Supplied records:
* * * *

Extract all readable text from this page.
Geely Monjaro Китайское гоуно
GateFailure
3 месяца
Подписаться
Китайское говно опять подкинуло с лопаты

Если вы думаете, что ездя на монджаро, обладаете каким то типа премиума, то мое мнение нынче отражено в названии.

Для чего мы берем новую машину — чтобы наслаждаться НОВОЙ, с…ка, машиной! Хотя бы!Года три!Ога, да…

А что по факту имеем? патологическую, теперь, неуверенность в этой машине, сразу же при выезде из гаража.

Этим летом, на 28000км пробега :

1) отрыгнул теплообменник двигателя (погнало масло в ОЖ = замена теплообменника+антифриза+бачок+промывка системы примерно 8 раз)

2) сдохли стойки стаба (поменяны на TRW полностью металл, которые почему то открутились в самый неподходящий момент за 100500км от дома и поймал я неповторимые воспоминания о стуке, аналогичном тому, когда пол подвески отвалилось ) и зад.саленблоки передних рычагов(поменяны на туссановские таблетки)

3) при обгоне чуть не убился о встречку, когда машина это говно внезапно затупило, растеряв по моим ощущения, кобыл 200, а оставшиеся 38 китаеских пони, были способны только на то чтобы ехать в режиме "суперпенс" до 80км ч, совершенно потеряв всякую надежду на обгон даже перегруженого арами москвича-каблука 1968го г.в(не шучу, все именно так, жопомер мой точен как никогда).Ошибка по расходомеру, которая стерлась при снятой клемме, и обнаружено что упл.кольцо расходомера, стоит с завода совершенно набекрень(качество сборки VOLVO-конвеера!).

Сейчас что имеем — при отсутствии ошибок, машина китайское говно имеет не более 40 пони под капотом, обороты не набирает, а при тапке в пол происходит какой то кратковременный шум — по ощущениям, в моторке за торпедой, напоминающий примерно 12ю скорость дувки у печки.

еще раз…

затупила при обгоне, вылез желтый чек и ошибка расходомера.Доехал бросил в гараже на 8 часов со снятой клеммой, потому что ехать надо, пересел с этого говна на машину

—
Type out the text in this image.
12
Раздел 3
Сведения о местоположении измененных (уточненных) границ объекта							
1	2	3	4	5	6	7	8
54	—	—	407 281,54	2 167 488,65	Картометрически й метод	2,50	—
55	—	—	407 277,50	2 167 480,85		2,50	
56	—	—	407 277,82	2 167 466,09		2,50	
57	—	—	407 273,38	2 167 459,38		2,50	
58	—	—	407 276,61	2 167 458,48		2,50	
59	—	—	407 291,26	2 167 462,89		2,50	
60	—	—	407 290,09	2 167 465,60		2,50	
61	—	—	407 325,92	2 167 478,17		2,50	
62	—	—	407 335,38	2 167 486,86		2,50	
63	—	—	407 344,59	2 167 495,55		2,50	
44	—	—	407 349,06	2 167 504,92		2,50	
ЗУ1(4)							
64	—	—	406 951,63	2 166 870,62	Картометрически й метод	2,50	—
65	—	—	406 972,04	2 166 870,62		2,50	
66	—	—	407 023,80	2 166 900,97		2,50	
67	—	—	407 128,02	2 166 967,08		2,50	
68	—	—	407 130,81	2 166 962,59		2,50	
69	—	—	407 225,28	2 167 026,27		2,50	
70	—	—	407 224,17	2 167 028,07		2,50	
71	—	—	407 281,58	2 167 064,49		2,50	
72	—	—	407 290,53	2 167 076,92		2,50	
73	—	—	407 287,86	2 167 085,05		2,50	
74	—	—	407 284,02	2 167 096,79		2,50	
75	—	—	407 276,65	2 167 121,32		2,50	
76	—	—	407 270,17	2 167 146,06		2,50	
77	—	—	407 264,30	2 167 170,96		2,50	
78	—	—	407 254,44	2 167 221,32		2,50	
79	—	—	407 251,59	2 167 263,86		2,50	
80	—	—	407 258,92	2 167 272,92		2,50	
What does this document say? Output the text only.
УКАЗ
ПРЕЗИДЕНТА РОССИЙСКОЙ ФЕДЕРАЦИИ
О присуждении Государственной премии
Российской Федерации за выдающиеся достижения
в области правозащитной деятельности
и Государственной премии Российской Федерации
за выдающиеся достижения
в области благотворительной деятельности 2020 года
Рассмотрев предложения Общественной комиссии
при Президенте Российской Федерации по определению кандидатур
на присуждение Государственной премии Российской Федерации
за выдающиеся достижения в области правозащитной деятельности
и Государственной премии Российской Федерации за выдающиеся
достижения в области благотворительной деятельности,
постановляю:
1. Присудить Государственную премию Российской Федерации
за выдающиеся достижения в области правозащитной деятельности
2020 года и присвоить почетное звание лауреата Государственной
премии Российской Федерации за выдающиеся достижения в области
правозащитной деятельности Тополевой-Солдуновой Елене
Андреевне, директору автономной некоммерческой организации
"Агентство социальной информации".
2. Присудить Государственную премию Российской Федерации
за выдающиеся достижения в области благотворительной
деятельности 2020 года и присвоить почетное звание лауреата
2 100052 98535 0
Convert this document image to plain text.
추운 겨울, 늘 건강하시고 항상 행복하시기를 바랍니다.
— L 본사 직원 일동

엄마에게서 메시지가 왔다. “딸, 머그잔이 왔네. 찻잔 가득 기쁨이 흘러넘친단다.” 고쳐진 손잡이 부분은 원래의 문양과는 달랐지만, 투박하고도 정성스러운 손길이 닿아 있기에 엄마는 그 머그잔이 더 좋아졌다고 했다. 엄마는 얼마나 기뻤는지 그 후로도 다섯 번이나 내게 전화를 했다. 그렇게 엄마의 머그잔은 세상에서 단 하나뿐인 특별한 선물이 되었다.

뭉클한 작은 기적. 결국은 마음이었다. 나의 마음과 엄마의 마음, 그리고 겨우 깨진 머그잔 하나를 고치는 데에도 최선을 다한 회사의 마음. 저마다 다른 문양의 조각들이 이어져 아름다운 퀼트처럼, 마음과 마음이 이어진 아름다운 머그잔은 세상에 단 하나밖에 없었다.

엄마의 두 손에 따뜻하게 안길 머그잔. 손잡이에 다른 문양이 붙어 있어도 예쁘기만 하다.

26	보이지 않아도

* * * *

Exercise prompt: Restate word for word the lines from the one holding "Convert this document image to plain text." to the end of the listing, both ends included, and nothing more.

Output:
Convert this document image to plain text.
추운 겨울, 늘 건강하시고 항상 행복하시기를 바랍니다.
— L 본사 직원 일동

엄마에게서 메시지가 왔다. “딸, 머그잔이 왔네. 찻잔 가득 기쁨이 흘러넘친단다.” 고쳐진 손잡이 부분은 원래의 문양과는 달랐지만, 투박하고도 정성스러운 손길이 닿아 있기에 엄마는 그 머그잔이 더 좋아졌다고 했다. 엄마는 얼마나 기뻤는지 그 후로도 다섯 번이나 내게 전화를 했다. 그렇게 엄마의 머그잔은 세상에서 단 하나뿐인 특별한 선물이 되었다.

뭉클한 작은 기적. 결국은 마음이었다. 나의 마음과 엄마의 마음, 그리고 겨우 깨진 머그잔 하나를 고치는 데에도 최선을 다한 회사의 마음. 저마다 다른 문양의 조각들이 이어져 아름다운 퀼트처럼, 마음과 마음이 이어진 아름다운 머그잔은 세상에 단 하나밖에 없었다.

엄마의 두 손에 따뜻하게 안길 머그잔. 손잡이에 다른 문양이 붙어 있어도 예쁘기만 하다.

26	보이지 않아도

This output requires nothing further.